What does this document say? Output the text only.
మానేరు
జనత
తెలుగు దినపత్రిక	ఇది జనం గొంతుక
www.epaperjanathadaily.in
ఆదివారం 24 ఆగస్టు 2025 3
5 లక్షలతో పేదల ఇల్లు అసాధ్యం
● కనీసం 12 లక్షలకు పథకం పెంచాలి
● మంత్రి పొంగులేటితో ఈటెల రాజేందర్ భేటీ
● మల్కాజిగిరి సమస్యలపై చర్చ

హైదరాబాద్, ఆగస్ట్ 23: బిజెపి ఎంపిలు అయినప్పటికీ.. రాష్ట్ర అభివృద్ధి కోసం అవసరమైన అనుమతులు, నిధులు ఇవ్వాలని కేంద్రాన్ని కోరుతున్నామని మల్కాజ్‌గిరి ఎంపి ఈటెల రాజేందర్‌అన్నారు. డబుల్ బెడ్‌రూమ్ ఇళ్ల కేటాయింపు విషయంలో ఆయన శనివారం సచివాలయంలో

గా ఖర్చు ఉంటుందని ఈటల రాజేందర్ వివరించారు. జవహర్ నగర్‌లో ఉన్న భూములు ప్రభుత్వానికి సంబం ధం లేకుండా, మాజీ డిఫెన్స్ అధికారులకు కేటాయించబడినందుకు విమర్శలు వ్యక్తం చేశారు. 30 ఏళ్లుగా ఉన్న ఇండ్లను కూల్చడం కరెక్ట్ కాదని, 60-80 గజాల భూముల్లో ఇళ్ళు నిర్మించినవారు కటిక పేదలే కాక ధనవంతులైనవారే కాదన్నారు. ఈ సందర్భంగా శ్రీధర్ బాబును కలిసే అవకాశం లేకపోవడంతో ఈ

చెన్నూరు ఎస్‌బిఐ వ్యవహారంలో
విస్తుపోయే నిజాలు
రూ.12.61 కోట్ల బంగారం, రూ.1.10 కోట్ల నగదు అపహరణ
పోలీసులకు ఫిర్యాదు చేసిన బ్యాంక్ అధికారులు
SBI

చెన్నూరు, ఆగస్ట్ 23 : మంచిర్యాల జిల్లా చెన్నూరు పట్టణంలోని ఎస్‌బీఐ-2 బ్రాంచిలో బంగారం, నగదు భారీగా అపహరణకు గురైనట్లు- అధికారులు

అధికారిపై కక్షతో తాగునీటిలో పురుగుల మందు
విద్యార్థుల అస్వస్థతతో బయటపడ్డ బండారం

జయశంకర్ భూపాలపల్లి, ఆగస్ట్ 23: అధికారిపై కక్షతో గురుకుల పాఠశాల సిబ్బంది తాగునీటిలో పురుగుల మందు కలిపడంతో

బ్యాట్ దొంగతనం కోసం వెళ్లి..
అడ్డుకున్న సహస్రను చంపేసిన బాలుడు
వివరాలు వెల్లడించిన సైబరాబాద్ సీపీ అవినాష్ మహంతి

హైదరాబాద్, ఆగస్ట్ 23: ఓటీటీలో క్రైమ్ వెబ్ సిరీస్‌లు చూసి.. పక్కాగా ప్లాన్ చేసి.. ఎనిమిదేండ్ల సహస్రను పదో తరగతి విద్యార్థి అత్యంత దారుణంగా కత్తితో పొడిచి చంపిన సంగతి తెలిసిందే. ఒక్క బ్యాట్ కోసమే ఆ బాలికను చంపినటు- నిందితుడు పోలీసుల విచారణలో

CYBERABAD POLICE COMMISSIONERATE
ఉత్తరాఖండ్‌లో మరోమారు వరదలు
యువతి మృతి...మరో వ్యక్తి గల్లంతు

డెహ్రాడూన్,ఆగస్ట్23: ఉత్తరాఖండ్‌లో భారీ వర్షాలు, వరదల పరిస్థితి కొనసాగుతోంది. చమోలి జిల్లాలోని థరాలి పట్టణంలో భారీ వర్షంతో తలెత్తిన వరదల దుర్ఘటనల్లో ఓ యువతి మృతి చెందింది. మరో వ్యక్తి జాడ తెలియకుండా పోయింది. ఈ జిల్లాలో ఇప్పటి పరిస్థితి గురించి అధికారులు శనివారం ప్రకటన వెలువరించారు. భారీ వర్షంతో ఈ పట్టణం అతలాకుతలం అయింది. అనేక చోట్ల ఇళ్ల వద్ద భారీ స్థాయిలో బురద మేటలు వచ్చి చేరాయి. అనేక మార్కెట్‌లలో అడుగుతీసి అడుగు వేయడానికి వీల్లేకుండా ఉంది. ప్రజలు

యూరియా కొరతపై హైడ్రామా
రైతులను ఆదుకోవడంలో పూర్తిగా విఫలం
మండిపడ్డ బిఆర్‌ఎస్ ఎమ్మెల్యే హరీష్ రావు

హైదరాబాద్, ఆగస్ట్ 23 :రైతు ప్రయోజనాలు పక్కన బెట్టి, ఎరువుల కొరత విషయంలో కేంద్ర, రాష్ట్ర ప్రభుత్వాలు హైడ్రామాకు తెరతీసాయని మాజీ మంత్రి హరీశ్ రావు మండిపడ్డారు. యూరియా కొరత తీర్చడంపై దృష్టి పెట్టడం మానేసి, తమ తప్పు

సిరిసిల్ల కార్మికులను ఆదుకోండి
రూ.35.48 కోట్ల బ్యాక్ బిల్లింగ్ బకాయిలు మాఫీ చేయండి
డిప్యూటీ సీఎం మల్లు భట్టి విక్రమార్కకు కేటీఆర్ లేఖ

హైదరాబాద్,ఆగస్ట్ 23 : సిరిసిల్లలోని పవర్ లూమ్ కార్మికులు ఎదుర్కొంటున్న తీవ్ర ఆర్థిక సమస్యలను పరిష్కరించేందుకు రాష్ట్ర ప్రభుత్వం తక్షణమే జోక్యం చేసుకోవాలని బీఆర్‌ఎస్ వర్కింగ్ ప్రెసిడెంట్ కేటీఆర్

□ □ □ □

• Work to complete
Write the entire listing out again, word for word.

• Answer to the exercise
What does this document say? Output the text only.
మానేరు
జనత
తెలుగు దినపత్రిక	ఇది జనం గొంతుక
www.epaperjanathadaily.in
ఆదివారం 24 ఆగస్టు 2025 3
5 లక్షలతో పేదల ఇల్లు అసాధ్యం
● కనీసం 12 లక్షలకు పథకం పెంచాలి
● మంత్రి పొంగులేటితో ఈటెల రాజేందర్ భేటీ
● మల్కాజిగిరి సమస్యలపై చర్చ

హైదరాబాద్, ఆగస్ట్ 23: బిజెపి ఎంపిలు అయినప్పటికీ.. రాష్ట్ర అభివృద్ధి కోసం అవసరమైన అనుమతులు, నిధులు ఇవ్వాలని కేంద్రాన్ని కోరుతున్నామని మల్కాజ్‌గిరి ఎంపి ఈటెల రాజేందర్‌అన్నారు. డబుల్ బెడ్‌రూమ్ ఇళ్ల కేటాయింపు విషయంలో ఆయన శనివారం సచివాలయంలో

గా ఖర్చు ఉంటుందని ఈటల రాజేందర్ వివరించారు. జవహర్ నగర్‌లో ఉన్న భూములు ప్రభుత్వానికి సంబం ధం లేకుండా, మాజీ డిఫెన్స్ అధికారులకు కేటాయించబడినందుకు విమర్శలు వ్యక్తం చేశారు. 30 ఏళ్లుగా ఉన్న ఇండ్లను కూల్చడం కరెక్ట్ కాదని, 60-80 గజాల భూముల్లో ఇళ్ళు నిర్మించినవారు కటిక పేదలే కాక ధనవంతులైనవారే కాదన్నారు. ఈ సందర్భంగా శ్రీధర్ బాబును కలిసే అవకాశం లేకపోవడంతో ఈ

చెన్నూరు ఎస్‌బిఐ వ్యవహారంలో
విస్తుపోయే నిజాలు
రూ.12.61 కోట్ల బంగారం, రూ.1.10 కోట్ల నగదు అపహరణ
పోలీసులకు ఫిర్యాదు చేసిన బ్యాంక్ అధికారులు
SBI

చెన్నూరు, ఆగస్ట్ 23 : మంచిర్యాల జిల్లా చెన్నూరు పట్టణంలోని ఎస్‌బీఐ-2 బ్రాంచిలో బంగారం, నగదు భారీగా అపహరణకు గురైనట్లు- అధికారులు

అధికారిపై కక్షతో తాగునీటిలో పురుగుల మందు
విద్యార్థుల అస్వస్థతతో బయటపడ్డ బండారం

జయశంకర్ భూపాలపల్లి, ఆగస్ట్ 23: అధికారిపై కక్షతో గురుకుల పాఠశాల సిబ్బంది తాగునీటిలో పురుగుల మందు కలిపడంతో

బ్యాట్ దొంగతనం కోసం వెళ్లి..
అడ్డుకున్న సహస్రను చంపేసిన బాలుడు
వివరాలు వెల్లడించిన సైబరాబాద్ సీపీ అవినాష్ మహంతి

హైదరాబాద్, ఆగస్ట్ 23: ఓటీటీలో క్రైమ్ వెబ్ సిరీస్‌లు చూసి.. పక్కాగా ప్లాన్ చేసి.. ఎనిమిదేండ్ల సహస్రను పదో తరగతి విద్యార్థి అత్యంత దారుణంగా కత్తితో పొడిచి చంపిన సంగతి తెలిసిందే. ఒక్క బ్యాట్ కోసమే ఆ బాలికను చంపినటు- నిందితుడు పోలీసుల విచారణలో

CYBERABAD POLICE COMMISSIONERATE
ఉత్తరాఖండ్‌లో మరోమారు వరదలు
యువతి మృతి...మరో వ్యక్తి గల్లంతు

డెహ్రాడూన్,ఆగస్ట్23: ఉత్తరాఖండ్‌లో భారీ వర్షాలు, వరదల పరిస్థితి కొనసాగుతోంది. చమోలి జిల్లాలోని థరాలి పట్టణంలో భారీ వర్షంతో తలెత్తిన వరదల దుర్ఘటనల్లో ఓ యువతి మృతి చెందింది. మరో వ్యక్తి జాడ తెలియకుండా పోయింది. ఈ జిల్లాలో ఇప్పటి పరిస్థితి గురించి అధికారులు శనివారం ప్రకటన వెలువరించారు. భారీ వర్షంతో ఈ పట్టణం అతలాకుతలం అయింది. అనేక చోట్ల ఇళ్ల వద్ద భారీ స్థాయిలో బురద మేటలు వచ్చి చేరాయి. అనేక మార్కెట్‌లలో అడుగుతీసి అడుగు వేయడానికి వీల్లేకుండా ఉంది. ప్రజలు

యూరియా కొరతపై హైడ్రామా
రైతులను ఆదుకోవడంలో పూర్తిగా విఫలం
మండిపడ్డ బిఆర్‌ఎస్ ఎమ్మెల్యే హరీష్ రావు

హైదరాబాద్, ఆగస్ట్ 23 :రైతు ప్రయోజనాలు పక్కన బెట్టి, ఎరువుల కొరత విషయంలో కేంద్ర, రాష్ట్ర ప్రభుత్వాలు హైడ్రామాకు తెరతీసాయని మాజీ మంత్రి హరీశ్ రావు మండిపడ్డారు. యూరియా కొరత తీర్చడంపై దృష్టి పెట్టడం మానేసి, తమ తప్పు

సిరిసిల్ల కార్మికులను ఆదుకోండి
రూ.35.48 కోట్ల బ్యాక్ బిల్లింగ్ బకాయిలు మాఫీ చేయండి
డిప్యూటీ సీఎం మల్లు భట్టి విక్రమార్కకు కేటీఆర్ లేఖ

హైదరాబాద్,ఆగస్ట్ 23 : సిరిసిల్లలోని పవర్ లూమ్ కార్మికులు ఎదుర్కొంటున్న తీవ్ర ఆర్థిక సమస్యలను పరిష్కరించేందుకు రాష్ట్ర ప్రభుత్వం తక్షణమే జోక్యం చేసుకోవాలని బీఆర్‌ఎస్ వర్కింగ్ ప్రెసిడెంట్ కేటీఆర్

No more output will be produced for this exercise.